(Data records)
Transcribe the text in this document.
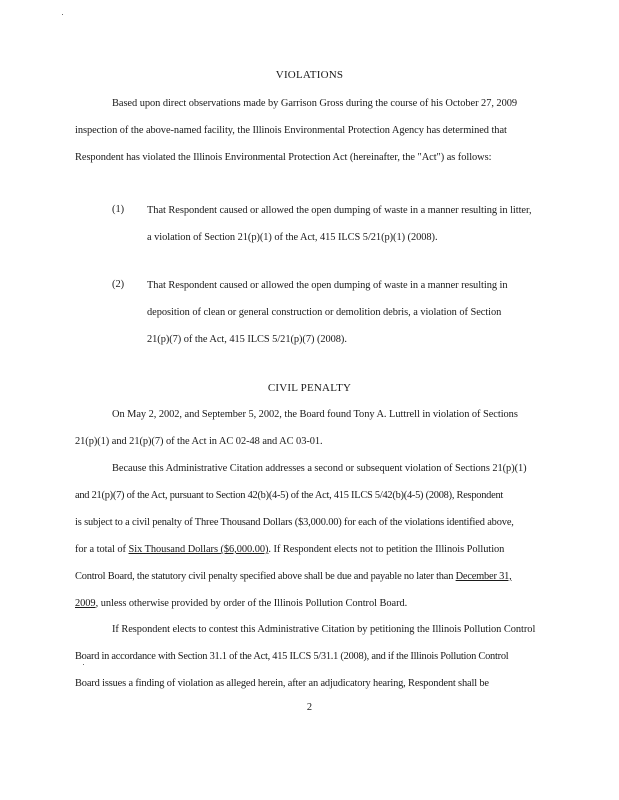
VIOLATIONS
Based upon direct observations made by Garrison Gross during the course of his October 27, 2009
inspection of the above-named facility, the Illinois Environmental Protection Agency has determined that
Respondent has violated the Illinois Environmental Protection Act (hereinafter, the "Act") as follows:
(1) That Respondent caused or allowed the open dumping of waste in a manner resulting in litter,
a violation of Section 21(p)(1) of the Act, 415 ILCS 5/21(p)(1) (2008).
(2) That Respondent caused or allowed the open dumping of waste in a manner resulting in
deposition of clean or general construction or demolition debris, a violation of Section
21(p)(7) of the Act, 415 ILCS 5/21(p)(7) (2008).
CIVIL PENALTY
On May 2, 2002, and September 5, 2002, the Board found Tony A. Luttrell in violation of Sections
21(p)(1) and 21(p)(7) of the Act in AC 02-48 and AC 03-01.
Because this Administrative Citation addresses a second or subsequent violation of Sections 21(p)(1)
and 21(p)(7) of the Act, pursuant to Section 42(b)(4-5) of the Act, 415 ILCS 5/42(b)(4-5) (2008), Respondent
is subject to a civil penalty of Three Thousand Dollars ($3,000.00) for each of the violations identified above,
for a total of Six Thousand Dollars ($6,000.00). If Respondent elects not to petition the Illinois Pollution
Control Board, the statutory civil penalty specified above shall be due and payable no later than December 31,
2009, unless otherwise provided by order of the Illinois Pollution Control Board.
If Respondent elects to contest this Administrative Citation by petitioning the Illinois Pollution Control
Board in accordance with Section 31.1 of the Act, 415 ILCS 5/31.1 (2008), and if the Illinois Pollution Control
Board issues a finding of violation as alleged herein, after an adjudicatory hearing, Respondent shall be
2
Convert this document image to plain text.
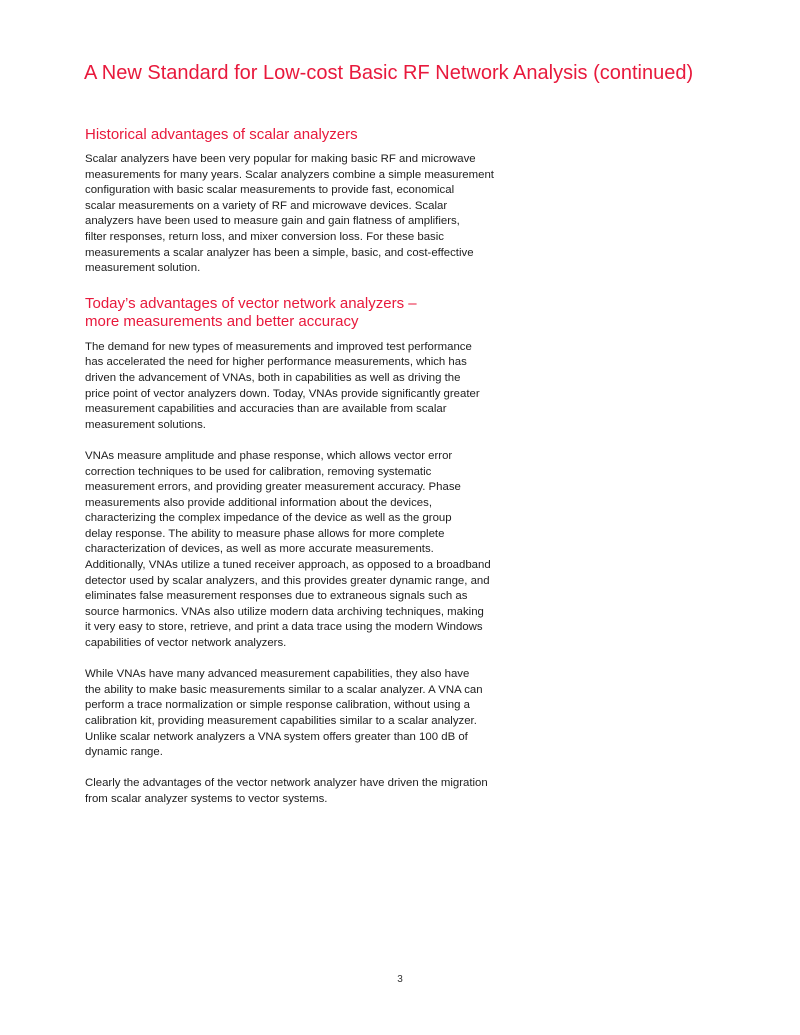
A New Standard for Low-cost Basic RF Network Analysis (continued)
Historical advantages of scalar analyzers

Scalar analyzers have been very popular for making basic RF and microwave
measurements for many years. Scalar analyzers combine a simple measurement
configuration with basic scalar measurements to provide fast, economical
scalar measurements on a variety of RF and microwave devices. Scalar
analyzers have been used to measure gain and gain flatness of amplifiers,
filter responses, return loss, and mixer conversion loss. For these basic
measurements a scalar analyzer has been a simple, basic, and cost-effective
measurement solution.

Today’s advantages of vector network analyzers –
more measurements and better accuracy

The demand for new types of measurements and improved test performance
has accelerated the need for higher performance measurements, which has
driven the advancement of VNAs, both in capabilities as well as driving the
price point of vector analyzers down. Today, VNAs provide significantly greater
measurement capabilities and accuracies than are available from scalar
measurement solutions.

VNAs measure amplitude and phase response, which allows vector error
correction techniques to be used for calibration, removing systematic
measurement errors, and providing greater measurement accuracy. Phase
measurements also provide additional information about the devices,
characterizing the complex impedance of the device as well as the group
delay response. The ability to measure phase allows for more complete
characterization of devices, as well as more accurate measurements.
Additionally, VNAs utilize a tuned receiver approach, as opposed to a broadband
detector used by scalar analyzers, and this provides greater dynamic range, and
eliminates false measurement responses due to extraneous signals such as
source harmonics. VNAs also utilize modern data archiving techniques, making
it very easy to store, retrieve, and print a data trace using the modern Windows
capabilities of vector network analyzers.

While VNAs have many advanced measurement capabilities, they also have
the ability to make basic measurements similar to a scalar analyzer. A VNA can
perform a trace normalization or simple response calibration, without using a
calibration kit, providing measurement capabilities similar to a scalar analyzer.
Unlike scalar network analyzers a VNA system offers greater than 100 dB of
dynamic range.

Clearly the advantages of the vector network analyzer have driven the migration
from scalar analyzer systems to vector systems.

3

## [Problem description]
Leave the pictures out and output the rest of the listing exactly.

## [Answer in full]
Transcribe the text in this document.
VIOLATIONS
Based upon direct observations made by Garrison Gross during the course of his October 27, 2009
inspection of the above-named facility, the Illinois Environmental Protection Agency has determined that
Respondent has violated the Illinois Environmental Protection Act (hereinafter, the "Act") as follows:
(1) That Respondent caused or allowed the open dumping of waste in a manner resulting in litter,
a violation of Section 21(p)(1) of the Act, 415 ILCS 5/21(p)(1) (2008).
(2) That Respondent caused or allowed the open dumping of waste in a manner resulting in
deposition of clean or general construction or demolition debris, a violation of Section
21(p)(7) of the Act, 415 ILCS 5/21(p)(7) (2008).
CIVIL PENALTY
On May 2, 2002, and September 5, 2002, the Board found Tony A. Luttrell in violation of Sections
21(p)(1) and 21(p)(7) of the Act in AC 02-48 and AC 03-01.
Because this Administrative Citation addresses a second or subsequent violation of Sections 21(p)(1)
and 21(p)(7) of the Act, pursuant to Section 42(b)(4-5) of the Act, 415 ILCS 5/42(b)(4-5) (2008), Respondent
is subject to a civil penalty of Three Thousand Dollars ($3,000.00) for each of the violations identified above,
for a total of Six Thousand Dollars ($6,000.00). If Respondent elects not to petition the Illinois Pollution
Control Board, the statutory civil penalty specified above shall be due and payable no later than December 31,
2009, unless otherwise provided by order of the Illinois Pollution Control Board.
If Respondent elects to contest this Administrative Citation by petitioning the Illinois Pollution Control
Board in accordance with Section 31.1 of the Act, 415 ILCS 5/31.1 (2008), and if the Illinois Pollution Control
Board issues a finding of violation as alleged herein, after an adjudicatory hearing, Respondent shall be
2
Convert this document image to plain text.
A New Standard for Low-cost Basic RF Network Analysis (continued)
Historical advantages of scalar analyzers

Scalar analyzers have been very popular for making basic RF and microwave
measurements for many years. Scalar analyzers combine a simple measurement
configuration with basic scalar measurements to provide fast, economical
scalar measurements on a variety of RF and microwave devices. Scalar
analyzers have been used to measure gain and gain flatness of amplifiers,
filter responses, return loss, and mixer conversion loss. For these basic
measurements a scalar analyzer has been a simple, basic, and cost-effective
measurement solution.

Today’s advantages of vector network analyzers –
more measurements and better accuracy

The demand for new types of measurements and improved test performance
has accelerated the need for higher performance measurements, which has
driven the advancement of VNAs, both in capabilities as well as driving the
price point of vector analyzers down. Today, VNAs provide significantly greater
measurement capabilities and accuracies than are available from scalar
measurement solutions.

VNAs measure amplitude and phase response, which allows vector error
correction techniques to be used for calibration, removing systematic
measurement errors, and providing greater measurement accuracy. Phase
measurements also provide additional information about the devices,
characterizing the complex impedance of the device as well as the group
delay response. The ability to measure phase allows for more complete
characterization of devices, as well as more accurate measurements.
Additionally, VNAs utilize a tuned receiver approach, as opposed to a broadband
detector used by scalar analyzers, and this provides greater dynamic range, and
eliminates false measurement responses due to extraneous signals such as
source harmonics. VNAs also utilize modern data archiving techniques, making
it very easy to store, retrieve, and print a data trace using the modern Windows
capabilities of vector network analyzers.

While VNAs have many advanced measurement capabilities, they also have
the ability to make basic measurements similar to a scalar analyzer. A VNA can
perform a trace normalization or simple response calibration, without using a
calibration kit, providing measurement capabilities similar to a scalar analyzer.
Unlike scalar network analyzers a VNA system offers greater than 100 dB of
dynamic range.

Clearly the advantages of the vector network analyzer have driven the migration
from scalar analyzer systems to vector systems.

3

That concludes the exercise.